--- Start ---
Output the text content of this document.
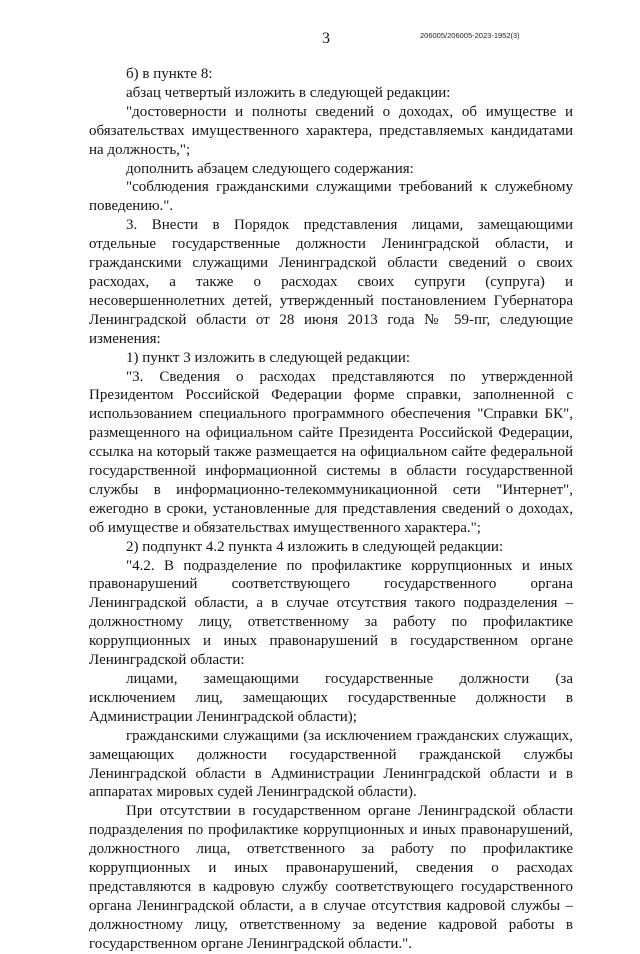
3	206005/206005-2023-1952(3)

б) в пункте 8:

абзац четвертый изложить в следующей редакции:

"достоверности и полноты сведений о доходах, об имуществе и обязательствах имущественного характера, представляемых кандидатами на должность,";

дополнить абзацем следующего содержания:

"соблюдения гражданскими служащими требований к служебному поведению.".

3. Внести в Порядок представления лицами, замещающими отдельные государственные должности Ленинградской области, и гражданскими служащими Ленинградской области сведений о своих расходах, а также о расходах своих супруги (супруга) и несовершеннолетних детей, утвержденный постановлением Губернатора Ленинградской области от 28 июня 2013 года № 59-пг, следующие изменения:

1) пункт 3 изложить в следующей редакции:

"3. Сведения о расходах представляются по утвержденной Президентом Российской Федерации форме справки, заполненной с использованием специального программного обеспечения "Справки БК", размещенного на официальном сайте Президента Российской Федерации, ссылка на который также размещается на официальном сайте федеральной государственной информационной системы в области государственной службы в информационно-телекоммуникационной сети "Интернет", ежегодно в сроки, установленные для представления сведений о доходах, об имуществе и обязательствах имущественного характера.";

2) подпункт 4.2 пункта 4 изложить в следующей редакции:

"4.2. В подразделение по профилактике коррупционных и иных правонарушений соответствующего государственного органа Ленинградской области, а в случае отсутствия такого подразделения – должностному лицу, ответственному за работу по профилактике коррупционных и иных правонарушений в государственном органе Ленинградской области:

лицами, замещающими государственные должности (за исключением лиц, замещающих государственные должности в Администрации Ленинградской области);

гражданскими служащими (за исключением гражданских служащих, замещающих должности государственной гражданской службы Ленинградской области в Администрации Ленинградской области и в аппаратах мировых судей Ленинградской области).

При отсутствии в государственном органе Ленинградской области подразделения по профилактике коррупционных и иных правонарушений, должностного лица, ответственного за работу по профилактике коррупционных и иных правонарушений, сведения о расходах представляются в кадровую службу соответствующего государственного органа Ленинградской области, а в случае отсутствия кадровой службы – должностному лицу, ответственному за ведение кадровой работы в государственном органе Ленинградской области.".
--- End ---
Find every line in the records that contains the word "следующей"; copy those lines.

абзац четвертый изложить в следующей редакции:
1) пункт 3 изложить в следующей редакции:
2) подпункт 4.2 пункта 4 изложить в следующей редакции:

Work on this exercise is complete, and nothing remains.